Entries taken from a collection:
______________________________
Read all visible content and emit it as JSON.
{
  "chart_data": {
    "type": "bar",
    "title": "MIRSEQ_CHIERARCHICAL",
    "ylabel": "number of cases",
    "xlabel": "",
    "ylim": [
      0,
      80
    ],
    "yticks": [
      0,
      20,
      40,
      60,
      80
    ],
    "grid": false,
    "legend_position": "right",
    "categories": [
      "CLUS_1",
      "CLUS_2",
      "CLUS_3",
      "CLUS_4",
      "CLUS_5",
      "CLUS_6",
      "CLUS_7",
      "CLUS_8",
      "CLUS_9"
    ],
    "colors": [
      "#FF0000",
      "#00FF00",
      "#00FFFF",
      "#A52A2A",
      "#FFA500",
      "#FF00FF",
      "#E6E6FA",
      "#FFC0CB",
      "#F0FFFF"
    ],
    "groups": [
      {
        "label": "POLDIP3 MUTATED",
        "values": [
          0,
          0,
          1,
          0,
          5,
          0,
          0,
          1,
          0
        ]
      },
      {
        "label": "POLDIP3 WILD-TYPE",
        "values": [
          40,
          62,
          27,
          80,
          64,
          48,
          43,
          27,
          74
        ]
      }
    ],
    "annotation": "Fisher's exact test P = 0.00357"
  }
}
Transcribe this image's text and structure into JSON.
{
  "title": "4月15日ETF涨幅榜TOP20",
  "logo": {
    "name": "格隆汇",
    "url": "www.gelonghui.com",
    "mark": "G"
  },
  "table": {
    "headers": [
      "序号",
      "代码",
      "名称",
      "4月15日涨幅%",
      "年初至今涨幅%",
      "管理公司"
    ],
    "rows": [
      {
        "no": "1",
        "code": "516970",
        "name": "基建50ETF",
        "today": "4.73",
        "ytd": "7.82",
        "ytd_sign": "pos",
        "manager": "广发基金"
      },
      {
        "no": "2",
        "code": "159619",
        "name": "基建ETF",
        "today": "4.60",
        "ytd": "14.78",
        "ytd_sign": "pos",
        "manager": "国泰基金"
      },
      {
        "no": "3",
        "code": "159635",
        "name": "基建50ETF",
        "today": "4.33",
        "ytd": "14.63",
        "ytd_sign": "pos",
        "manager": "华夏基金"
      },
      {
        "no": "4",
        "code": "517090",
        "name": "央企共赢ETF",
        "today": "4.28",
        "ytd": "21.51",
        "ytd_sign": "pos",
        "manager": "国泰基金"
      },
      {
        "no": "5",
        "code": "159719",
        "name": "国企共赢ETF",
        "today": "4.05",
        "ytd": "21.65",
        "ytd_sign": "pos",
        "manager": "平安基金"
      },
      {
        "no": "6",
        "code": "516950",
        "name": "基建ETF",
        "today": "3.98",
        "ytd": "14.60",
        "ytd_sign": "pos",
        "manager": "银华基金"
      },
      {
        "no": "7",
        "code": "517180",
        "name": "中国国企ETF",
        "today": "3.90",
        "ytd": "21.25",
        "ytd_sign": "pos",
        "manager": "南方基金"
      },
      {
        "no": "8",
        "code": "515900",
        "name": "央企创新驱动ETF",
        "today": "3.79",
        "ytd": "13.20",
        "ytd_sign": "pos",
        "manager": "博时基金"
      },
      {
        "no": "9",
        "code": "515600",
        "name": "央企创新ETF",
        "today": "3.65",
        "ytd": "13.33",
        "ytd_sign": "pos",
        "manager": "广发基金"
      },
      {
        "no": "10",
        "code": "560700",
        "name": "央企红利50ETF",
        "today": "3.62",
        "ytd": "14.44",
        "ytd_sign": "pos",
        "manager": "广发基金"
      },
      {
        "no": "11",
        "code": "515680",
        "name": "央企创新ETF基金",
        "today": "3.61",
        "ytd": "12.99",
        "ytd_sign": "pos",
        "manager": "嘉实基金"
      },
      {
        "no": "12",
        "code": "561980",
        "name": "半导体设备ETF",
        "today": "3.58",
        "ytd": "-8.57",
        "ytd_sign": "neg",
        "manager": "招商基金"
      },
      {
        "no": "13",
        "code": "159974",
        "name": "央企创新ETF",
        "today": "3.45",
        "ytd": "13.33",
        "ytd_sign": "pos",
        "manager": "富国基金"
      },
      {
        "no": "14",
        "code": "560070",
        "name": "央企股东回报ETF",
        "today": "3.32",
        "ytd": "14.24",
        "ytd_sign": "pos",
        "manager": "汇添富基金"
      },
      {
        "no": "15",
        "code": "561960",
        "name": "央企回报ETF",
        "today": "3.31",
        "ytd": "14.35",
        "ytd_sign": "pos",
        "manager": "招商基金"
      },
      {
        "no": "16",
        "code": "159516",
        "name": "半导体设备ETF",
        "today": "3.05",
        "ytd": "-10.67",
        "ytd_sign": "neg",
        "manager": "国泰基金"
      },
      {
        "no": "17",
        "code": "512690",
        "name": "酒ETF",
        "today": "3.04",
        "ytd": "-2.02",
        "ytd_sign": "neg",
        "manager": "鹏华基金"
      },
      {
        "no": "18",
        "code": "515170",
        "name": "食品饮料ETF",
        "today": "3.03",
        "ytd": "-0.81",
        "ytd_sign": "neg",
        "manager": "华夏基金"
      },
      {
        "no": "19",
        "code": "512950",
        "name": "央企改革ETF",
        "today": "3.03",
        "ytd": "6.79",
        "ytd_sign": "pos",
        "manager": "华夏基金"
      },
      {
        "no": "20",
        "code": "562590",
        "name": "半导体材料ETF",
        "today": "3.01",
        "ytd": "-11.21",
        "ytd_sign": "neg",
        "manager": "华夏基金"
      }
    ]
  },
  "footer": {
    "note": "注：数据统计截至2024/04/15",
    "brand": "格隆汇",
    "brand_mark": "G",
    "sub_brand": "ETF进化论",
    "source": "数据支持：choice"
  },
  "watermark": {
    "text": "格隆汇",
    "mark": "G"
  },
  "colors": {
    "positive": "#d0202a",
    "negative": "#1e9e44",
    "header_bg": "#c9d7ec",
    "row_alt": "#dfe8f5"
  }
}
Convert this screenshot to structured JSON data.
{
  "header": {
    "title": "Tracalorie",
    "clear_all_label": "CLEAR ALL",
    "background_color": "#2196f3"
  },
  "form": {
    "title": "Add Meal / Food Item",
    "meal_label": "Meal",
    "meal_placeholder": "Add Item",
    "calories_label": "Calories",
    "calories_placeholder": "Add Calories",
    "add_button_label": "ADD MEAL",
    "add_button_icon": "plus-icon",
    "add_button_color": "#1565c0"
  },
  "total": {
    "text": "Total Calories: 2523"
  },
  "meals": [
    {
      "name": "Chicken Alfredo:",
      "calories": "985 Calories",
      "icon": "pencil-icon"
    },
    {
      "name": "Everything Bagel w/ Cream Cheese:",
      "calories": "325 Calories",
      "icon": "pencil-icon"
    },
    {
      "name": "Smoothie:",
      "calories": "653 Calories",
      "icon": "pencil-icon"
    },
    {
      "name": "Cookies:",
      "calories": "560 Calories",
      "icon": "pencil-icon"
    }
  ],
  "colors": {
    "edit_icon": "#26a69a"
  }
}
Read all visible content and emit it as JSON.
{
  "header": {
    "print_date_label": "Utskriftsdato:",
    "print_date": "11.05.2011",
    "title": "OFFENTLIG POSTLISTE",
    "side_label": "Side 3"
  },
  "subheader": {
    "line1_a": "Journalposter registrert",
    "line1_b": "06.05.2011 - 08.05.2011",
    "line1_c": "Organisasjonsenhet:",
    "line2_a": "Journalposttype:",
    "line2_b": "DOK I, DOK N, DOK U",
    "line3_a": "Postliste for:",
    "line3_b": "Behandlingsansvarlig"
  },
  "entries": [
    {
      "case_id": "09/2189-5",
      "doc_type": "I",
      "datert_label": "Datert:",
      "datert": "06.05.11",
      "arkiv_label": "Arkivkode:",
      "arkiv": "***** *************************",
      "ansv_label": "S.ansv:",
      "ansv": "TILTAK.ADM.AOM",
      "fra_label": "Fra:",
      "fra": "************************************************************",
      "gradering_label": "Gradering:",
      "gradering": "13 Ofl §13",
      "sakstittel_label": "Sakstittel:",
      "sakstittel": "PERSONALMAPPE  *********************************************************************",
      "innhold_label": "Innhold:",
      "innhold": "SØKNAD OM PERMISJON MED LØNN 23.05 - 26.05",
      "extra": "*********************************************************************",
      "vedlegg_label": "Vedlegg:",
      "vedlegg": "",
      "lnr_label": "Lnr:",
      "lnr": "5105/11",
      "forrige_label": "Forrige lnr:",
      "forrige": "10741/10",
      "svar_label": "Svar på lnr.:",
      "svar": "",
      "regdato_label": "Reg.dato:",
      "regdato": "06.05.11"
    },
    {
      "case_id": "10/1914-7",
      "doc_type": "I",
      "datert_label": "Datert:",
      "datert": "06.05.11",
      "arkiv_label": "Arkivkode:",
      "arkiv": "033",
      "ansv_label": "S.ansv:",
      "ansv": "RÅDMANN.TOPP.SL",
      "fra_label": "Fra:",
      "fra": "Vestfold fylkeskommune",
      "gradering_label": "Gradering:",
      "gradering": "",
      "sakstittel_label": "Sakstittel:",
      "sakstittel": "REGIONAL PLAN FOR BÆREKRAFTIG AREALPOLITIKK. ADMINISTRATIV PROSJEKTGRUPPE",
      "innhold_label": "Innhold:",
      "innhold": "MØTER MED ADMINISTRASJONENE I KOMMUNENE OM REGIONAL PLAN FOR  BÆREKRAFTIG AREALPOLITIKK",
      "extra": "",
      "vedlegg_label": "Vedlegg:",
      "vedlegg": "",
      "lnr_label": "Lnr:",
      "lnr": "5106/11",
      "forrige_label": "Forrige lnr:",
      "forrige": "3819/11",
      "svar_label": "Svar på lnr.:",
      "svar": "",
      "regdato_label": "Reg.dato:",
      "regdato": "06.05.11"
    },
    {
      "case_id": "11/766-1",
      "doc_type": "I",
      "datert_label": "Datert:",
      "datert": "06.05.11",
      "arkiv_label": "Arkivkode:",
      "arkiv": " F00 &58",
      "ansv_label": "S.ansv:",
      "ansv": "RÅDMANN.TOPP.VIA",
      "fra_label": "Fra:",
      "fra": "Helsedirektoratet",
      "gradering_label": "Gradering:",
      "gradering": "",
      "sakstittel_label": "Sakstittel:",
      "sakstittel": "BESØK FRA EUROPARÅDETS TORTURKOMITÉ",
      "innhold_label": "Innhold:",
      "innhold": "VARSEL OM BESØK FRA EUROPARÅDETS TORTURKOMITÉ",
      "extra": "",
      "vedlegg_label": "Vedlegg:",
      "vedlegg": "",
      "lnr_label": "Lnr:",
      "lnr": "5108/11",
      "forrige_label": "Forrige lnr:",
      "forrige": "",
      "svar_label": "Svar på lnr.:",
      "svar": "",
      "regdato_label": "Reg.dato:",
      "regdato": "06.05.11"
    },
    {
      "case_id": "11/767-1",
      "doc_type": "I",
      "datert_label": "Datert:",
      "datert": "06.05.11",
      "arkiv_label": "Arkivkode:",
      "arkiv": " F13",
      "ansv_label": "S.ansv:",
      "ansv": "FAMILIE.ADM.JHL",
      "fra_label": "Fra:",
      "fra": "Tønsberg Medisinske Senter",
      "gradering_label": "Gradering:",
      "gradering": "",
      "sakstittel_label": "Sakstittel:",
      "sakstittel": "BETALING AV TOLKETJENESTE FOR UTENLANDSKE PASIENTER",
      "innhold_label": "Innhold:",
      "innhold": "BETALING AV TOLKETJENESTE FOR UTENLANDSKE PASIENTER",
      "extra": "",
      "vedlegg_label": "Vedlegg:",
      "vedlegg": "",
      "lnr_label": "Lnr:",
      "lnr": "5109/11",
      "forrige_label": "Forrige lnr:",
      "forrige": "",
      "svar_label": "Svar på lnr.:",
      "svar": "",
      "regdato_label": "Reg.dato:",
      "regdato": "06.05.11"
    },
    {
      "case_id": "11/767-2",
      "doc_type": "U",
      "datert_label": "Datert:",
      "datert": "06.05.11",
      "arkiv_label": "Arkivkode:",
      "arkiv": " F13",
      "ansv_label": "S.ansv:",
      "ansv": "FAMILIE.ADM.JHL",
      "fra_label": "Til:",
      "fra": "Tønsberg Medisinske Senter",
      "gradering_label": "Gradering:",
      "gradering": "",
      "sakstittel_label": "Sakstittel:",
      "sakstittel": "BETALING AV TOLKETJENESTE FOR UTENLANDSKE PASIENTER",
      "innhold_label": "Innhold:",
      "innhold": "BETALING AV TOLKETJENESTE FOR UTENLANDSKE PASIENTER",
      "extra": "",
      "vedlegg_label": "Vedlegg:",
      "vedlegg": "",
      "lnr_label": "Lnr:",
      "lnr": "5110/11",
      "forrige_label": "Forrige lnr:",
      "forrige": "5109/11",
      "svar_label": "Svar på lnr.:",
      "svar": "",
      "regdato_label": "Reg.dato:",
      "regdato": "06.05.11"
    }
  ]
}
______________________________
__PROBLEM DETAILS__: Using the listing above, work out how many of its lines include "BESØK", and give only the result.

__RESULT OF THIS EXERCISE__: 2